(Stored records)
= = = = =

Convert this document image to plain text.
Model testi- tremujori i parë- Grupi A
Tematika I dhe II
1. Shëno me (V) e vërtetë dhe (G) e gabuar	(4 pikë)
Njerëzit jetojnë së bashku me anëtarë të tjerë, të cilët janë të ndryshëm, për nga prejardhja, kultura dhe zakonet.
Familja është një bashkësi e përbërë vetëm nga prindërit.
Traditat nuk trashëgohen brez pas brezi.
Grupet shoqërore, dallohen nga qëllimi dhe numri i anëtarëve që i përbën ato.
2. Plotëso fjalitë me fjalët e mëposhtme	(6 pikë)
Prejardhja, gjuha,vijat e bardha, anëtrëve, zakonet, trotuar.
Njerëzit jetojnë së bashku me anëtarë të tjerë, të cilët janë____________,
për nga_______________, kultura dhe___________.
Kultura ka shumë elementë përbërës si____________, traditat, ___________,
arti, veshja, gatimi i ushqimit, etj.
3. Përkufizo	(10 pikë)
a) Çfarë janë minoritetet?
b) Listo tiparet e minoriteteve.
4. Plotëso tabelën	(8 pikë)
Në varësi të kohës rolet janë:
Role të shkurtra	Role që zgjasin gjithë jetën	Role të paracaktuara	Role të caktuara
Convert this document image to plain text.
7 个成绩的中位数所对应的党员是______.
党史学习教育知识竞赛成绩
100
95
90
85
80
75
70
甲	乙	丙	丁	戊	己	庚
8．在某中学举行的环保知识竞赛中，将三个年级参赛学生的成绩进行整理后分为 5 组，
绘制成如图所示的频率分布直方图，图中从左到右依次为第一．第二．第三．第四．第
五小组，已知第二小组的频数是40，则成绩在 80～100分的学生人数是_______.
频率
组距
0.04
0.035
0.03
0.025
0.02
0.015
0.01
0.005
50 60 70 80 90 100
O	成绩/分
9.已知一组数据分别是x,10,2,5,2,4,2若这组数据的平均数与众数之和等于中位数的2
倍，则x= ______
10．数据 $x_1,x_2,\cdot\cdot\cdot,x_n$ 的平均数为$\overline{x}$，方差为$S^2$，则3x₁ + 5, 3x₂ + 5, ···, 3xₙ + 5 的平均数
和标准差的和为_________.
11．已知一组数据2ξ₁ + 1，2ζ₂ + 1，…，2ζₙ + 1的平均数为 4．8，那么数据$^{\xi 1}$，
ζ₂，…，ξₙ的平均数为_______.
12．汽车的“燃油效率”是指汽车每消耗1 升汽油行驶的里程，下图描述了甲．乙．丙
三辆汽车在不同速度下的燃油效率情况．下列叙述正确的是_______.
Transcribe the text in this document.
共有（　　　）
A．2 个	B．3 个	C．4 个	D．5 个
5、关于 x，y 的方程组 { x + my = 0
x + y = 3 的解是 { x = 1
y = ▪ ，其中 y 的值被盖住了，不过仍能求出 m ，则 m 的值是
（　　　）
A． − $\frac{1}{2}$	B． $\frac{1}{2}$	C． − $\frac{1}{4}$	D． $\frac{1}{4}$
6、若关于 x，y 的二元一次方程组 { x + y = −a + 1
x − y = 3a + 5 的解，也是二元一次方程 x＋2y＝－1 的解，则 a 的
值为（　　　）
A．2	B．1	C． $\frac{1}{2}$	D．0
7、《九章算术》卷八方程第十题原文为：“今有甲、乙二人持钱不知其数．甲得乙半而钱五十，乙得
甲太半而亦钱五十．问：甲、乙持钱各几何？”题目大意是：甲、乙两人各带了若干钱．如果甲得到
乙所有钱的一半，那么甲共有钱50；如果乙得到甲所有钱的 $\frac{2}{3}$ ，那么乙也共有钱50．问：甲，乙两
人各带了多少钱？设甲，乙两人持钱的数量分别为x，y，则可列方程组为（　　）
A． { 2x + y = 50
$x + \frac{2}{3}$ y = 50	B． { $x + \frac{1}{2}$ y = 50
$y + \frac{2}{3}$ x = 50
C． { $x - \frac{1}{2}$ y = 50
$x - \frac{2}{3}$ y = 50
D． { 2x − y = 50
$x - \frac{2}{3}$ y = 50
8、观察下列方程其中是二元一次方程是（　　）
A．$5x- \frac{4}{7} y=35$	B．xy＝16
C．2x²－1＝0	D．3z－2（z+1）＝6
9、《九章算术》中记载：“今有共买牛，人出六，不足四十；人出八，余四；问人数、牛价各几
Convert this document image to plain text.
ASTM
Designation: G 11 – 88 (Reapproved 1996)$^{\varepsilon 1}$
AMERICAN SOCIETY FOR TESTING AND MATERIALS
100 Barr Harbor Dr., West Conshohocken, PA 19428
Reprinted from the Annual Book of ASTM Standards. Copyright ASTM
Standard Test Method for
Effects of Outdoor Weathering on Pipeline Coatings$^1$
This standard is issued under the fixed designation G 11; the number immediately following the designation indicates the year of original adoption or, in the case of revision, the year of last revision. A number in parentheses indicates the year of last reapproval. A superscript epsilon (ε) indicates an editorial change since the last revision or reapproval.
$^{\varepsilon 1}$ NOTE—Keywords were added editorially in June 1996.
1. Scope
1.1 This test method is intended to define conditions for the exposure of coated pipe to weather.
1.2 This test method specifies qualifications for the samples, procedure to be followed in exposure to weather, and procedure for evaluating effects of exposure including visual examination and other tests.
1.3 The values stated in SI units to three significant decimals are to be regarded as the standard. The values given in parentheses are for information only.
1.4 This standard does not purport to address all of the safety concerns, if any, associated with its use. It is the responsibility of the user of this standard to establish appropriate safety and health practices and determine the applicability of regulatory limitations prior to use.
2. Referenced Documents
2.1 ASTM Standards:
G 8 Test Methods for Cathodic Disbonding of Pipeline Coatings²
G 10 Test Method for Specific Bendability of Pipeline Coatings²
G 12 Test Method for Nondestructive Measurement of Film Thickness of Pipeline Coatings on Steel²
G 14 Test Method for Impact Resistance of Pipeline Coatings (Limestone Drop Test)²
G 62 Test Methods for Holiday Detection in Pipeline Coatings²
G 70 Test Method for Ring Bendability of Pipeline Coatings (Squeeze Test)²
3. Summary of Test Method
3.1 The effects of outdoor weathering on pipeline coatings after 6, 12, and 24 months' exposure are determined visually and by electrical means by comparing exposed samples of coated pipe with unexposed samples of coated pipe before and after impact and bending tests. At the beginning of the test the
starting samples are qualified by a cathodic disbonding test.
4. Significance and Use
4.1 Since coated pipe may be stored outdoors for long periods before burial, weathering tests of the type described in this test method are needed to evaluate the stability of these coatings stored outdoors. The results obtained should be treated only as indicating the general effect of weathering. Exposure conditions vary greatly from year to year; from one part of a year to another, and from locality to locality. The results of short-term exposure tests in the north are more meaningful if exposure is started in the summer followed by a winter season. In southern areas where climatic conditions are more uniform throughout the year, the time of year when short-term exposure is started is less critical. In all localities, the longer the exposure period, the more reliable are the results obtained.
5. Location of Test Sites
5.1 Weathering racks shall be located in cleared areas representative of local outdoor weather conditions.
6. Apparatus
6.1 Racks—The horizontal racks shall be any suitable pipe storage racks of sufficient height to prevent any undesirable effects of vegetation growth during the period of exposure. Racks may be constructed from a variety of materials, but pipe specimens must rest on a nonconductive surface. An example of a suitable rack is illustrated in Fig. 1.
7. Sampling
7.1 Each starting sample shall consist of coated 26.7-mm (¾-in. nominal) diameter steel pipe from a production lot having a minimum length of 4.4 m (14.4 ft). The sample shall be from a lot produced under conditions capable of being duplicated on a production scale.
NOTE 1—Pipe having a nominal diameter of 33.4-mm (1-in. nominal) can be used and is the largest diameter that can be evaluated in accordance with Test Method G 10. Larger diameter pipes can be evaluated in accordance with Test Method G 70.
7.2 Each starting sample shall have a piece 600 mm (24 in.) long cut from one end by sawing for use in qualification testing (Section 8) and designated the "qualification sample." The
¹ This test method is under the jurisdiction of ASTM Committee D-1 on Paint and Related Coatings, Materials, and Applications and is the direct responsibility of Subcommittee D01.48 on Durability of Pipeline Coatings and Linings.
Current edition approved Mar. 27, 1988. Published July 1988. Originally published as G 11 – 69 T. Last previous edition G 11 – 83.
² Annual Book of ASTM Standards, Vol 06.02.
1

= = = = =

From the listing above, copy every line that holds the string "九章算术".

▶ IN RESPONSE:
7、《九章算术》卷八方程第十题原文为：“今有甲、乙二人持钱不知其数．甲得乙半而钱五十，乙得
9、《九章算术》中记载：“今有共买牛，人出六，不足四十；人出八，余四；问人数、牛价各几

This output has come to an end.